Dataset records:

+===+

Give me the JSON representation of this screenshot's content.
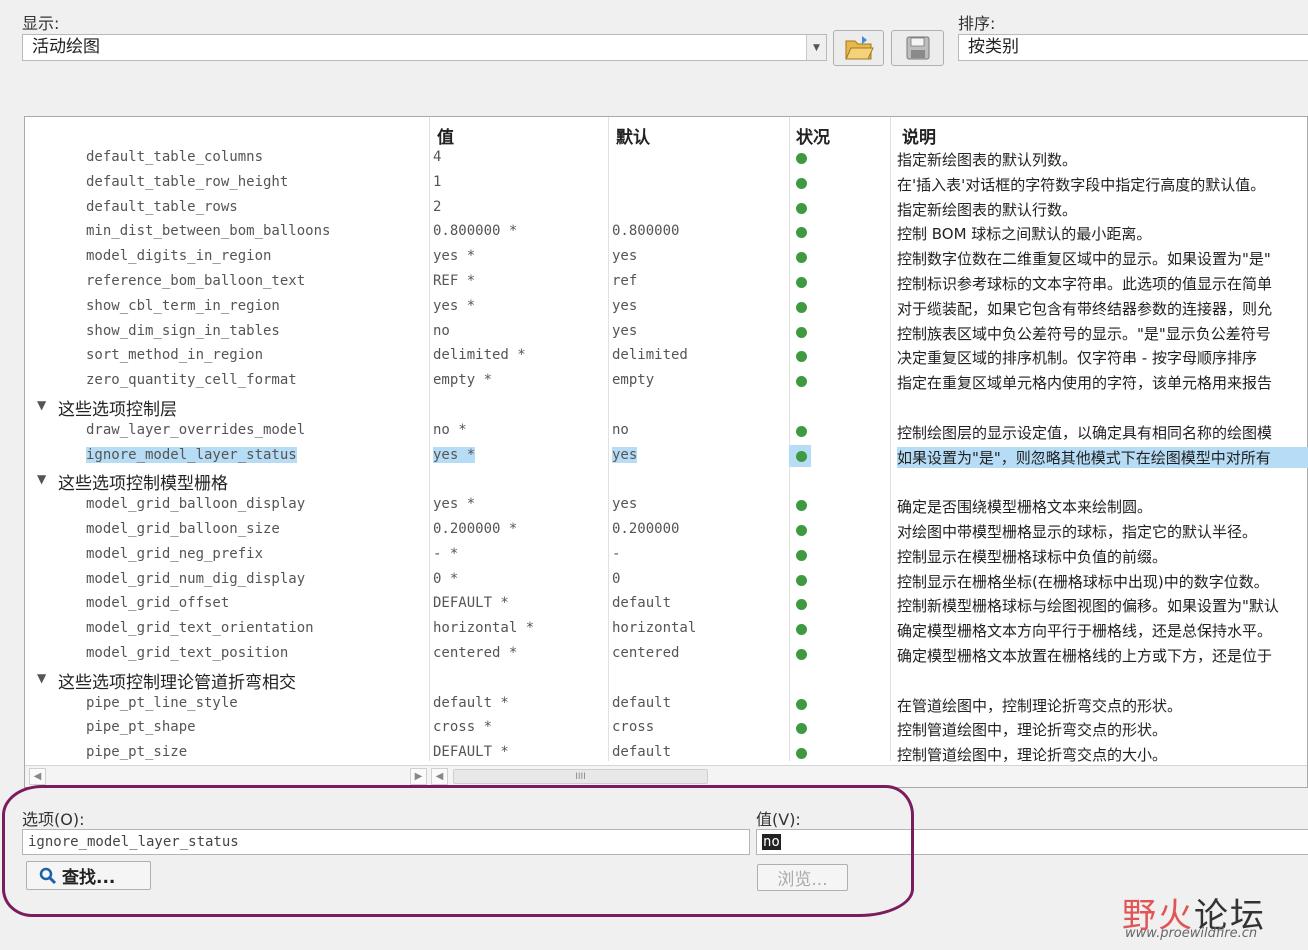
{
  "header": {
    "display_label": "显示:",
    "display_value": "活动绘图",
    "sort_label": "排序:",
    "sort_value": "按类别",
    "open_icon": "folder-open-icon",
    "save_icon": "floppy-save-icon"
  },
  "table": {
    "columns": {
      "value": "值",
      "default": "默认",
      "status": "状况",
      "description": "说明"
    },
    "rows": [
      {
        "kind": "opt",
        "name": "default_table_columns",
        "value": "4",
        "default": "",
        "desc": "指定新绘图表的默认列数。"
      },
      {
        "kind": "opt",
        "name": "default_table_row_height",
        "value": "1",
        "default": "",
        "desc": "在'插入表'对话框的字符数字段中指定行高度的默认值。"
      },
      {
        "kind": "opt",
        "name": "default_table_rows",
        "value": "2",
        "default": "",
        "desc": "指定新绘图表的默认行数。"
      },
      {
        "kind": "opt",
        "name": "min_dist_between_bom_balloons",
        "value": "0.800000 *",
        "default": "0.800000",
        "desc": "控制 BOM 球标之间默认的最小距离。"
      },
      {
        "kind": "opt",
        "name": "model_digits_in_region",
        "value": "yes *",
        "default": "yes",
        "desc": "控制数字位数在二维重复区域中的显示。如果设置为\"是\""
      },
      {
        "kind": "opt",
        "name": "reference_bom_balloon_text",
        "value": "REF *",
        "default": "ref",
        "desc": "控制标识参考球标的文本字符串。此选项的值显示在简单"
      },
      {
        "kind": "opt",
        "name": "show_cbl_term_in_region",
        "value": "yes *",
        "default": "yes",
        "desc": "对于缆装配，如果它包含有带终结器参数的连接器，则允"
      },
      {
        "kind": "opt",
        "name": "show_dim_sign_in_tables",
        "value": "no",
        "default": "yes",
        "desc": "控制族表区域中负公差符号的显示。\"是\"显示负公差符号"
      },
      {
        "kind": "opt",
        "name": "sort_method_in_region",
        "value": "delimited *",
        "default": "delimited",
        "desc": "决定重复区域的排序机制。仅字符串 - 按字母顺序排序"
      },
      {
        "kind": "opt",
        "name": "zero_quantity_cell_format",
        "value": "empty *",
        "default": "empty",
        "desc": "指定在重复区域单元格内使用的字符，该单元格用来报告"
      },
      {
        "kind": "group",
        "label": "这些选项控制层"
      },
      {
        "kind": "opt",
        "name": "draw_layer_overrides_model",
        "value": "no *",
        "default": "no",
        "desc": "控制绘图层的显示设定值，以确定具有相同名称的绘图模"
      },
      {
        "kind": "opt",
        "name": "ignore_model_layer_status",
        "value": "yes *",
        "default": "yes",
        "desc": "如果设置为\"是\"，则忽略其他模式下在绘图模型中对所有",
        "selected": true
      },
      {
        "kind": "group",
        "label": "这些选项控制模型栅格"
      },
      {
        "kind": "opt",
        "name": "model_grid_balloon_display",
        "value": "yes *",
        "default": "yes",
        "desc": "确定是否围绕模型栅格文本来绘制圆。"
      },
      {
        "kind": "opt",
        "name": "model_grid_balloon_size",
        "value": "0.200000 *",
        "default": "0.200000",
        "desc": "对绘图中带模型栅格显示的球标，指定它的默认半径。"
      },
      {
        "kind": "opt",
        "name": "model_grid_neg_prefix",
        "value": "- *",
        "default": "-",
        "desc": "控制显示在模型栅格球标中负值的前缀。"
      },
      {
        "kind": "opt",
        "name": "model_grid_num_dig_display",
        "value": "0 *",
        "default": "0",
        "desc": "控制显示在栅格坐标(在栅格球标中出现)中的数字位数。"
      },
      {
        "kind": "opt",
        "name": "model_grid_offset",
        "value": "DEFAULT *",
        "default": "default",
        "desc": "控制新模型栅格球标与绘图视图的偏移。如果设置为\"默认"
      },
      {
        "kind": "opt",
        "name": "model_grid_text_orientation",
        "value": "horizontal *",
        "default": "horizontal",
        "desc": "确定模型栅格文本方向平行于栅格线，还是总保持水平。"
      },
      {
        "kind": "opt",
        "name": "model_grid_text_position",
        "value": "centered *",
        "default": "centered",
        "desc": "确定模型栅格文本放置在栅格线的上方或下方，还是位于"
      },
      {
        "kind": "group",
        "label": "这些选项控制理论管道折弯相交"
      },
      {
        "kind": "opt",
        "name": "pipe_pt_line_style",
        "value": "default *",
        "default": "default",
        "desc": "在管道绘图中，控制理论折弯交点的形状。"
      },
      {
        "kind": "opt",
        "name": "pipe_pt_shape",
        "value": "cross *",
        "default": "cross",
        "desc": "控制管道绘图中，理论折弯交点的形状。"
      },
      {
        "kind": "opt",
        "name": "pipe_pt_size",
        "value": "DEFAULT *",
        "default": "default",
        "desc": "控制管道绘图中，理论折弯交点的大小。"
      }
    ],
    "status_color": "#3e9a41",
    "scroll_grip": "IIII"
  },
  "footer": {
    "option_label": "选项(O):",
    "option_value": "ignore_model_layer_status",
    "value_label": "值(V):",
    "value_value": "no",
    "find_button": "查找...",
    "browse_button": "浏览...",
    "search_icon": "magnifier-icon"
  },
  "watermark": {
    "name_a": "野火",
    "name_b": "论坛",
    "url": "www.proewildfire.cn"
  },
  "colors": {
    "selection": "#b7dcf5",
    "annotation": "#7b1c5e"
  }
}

+===+

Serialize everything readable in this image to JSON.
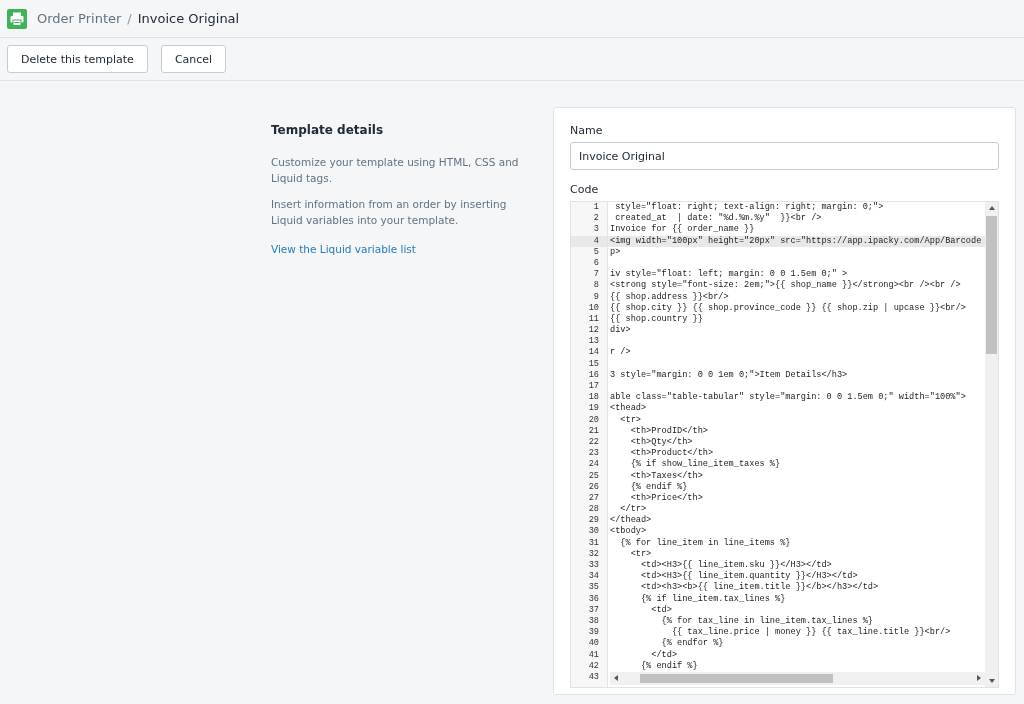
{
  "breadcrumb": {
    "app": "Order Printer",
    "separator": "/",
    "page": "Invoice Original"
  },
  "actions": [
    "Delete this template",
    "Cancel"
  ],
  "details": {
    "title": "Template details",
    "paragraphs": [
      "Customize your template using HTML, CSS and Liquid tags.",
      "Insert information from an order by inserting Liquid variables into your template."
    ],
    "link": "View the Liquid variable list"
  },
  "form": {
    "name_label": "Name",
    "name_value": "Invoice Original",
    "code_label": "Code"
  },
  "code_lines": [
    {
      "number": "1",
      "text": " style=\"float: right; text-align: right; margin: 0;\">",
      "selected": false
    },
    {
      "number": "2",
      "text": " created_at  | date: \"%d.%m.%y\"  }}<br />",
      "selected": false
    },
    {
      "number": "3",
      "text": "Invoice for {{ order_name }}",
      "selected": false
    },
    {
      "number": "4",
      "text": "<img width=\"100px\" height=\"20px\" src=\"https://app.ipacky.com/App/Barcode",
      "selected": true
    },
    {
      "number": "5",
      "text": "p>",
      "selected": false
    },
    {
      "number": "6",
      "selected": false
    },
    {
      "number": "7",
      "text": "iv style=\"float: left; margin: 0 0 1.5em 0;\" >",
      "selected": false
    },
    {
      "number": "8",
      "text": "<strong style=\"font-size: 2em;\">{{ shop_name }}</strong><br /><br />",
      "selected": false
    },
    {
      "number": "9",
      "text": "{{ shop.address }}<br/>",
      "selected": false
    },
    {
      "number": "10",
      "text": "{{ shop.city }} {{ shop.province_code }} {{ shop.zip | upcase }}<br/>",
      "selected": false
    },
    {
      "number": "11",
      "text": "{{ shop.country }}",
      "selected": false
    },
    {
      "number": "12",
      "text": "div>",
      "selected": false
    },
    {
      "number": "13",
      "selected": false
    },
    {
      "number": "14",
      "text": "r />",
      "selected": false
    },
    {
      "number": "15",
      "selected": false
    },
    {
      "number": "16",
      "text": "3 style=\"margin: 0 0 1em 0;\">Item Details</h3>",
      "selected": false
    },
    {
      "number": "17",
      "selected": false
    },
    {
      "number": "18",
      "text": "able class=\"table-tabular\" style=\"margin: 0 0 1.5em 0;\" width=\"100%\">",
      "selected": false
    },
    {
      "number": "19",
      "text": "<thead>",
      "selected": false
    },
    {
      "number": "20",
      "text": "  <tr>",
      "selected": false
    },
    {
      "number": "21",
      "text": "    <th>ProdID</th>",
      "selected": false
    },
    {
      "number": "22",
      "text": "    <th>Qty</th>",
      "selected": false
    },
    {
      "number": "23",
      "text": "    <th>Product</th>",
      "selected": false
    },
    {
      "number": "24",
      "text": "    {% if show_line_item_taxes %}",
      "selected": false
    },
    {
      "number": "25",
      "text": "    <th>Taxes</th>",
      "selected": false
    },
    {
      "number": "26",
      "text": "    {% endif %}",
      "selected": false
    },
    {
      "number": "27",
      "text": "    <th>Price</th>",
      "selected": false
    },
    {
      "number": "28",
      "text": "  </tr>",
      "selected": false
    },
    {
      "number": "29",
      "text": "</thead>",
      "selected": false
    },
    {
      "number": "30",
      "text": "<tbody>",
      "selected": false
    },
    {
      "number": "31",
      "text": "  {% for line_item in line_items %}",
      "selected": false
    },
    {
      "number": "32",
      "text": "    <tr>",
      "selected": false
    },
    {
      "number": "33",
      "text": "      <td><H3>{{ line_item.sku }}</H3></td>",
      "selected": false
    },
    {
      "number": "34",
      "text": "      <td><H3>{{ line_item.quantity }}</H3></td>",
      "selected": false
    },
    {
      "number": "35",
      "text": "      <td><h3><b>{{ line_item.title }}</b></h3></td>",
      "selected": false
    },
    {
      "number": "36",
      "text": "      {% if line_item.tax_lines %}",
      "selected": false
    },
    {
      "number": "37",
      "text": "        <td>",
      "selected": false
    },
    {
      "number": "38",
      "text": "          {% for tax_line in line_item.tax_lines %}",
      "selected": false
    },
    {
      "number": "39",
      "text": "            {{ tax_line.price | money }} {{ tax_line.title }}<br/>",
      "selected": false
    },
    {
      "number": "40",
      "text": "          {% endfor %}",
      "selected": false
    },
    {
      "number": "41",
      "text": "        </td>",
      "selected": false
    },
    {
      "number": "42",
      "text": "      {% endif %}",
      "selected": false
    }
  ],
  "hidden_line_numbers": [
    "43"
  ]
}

+===+

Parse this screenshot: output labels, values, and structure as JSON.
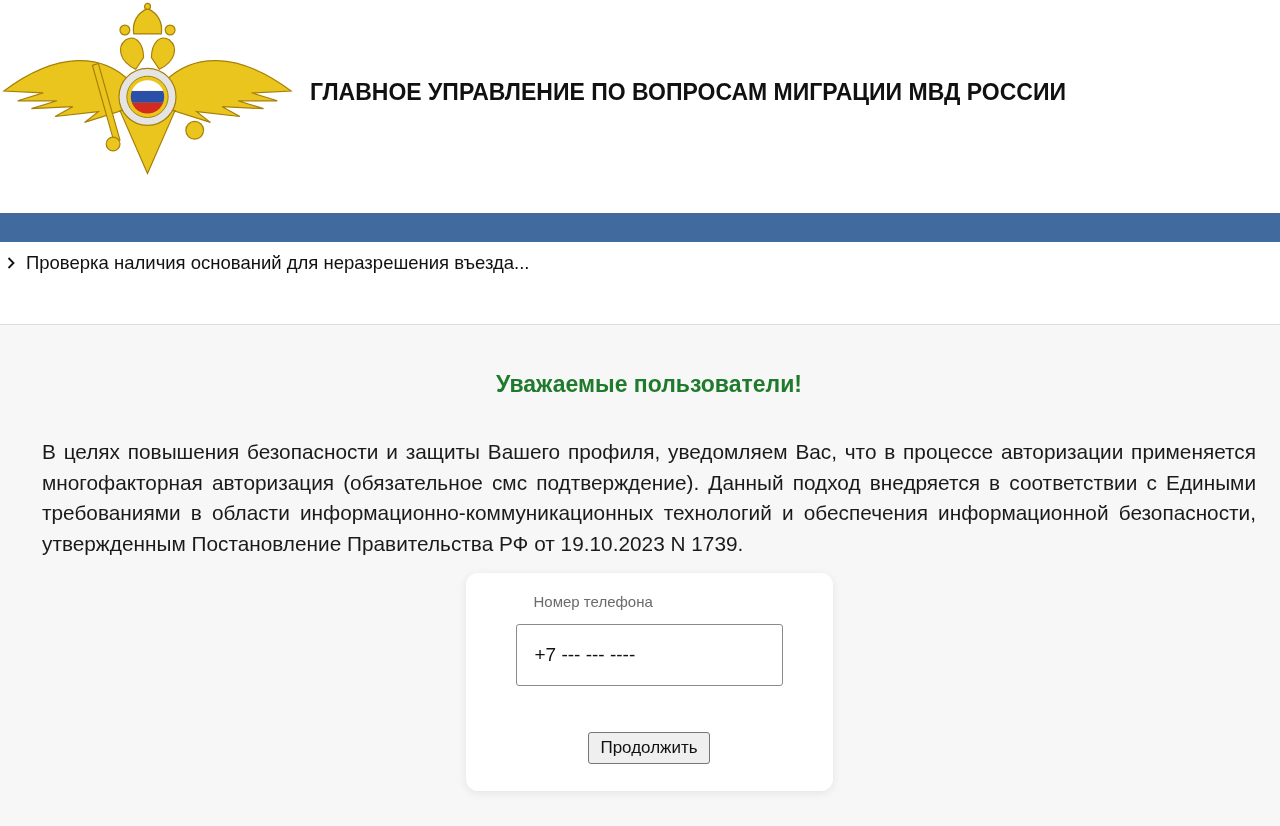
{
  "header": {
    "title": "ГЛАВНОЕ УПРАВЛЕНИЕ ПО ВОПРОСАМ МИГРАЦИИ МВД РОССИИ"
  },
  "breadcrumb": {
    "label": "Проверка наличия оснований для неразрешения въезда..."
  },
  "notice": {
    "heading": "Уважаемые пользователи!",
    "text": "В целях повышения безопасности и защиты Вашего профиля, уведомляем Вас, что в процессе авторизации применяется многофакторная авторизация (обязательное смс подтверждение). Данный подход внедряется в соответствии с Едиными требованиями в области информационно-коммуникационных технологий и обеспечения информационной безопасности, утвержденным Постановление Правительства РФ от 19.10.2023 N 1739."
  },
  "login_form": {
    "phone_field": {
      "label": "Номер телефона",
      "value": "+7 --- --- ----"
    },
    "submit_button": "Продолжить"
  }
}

+===+

• **JOB**: Using the listing, say how many lines include the word "icon", and add nothing else.

• **ANSWER TO THE TASK**: 3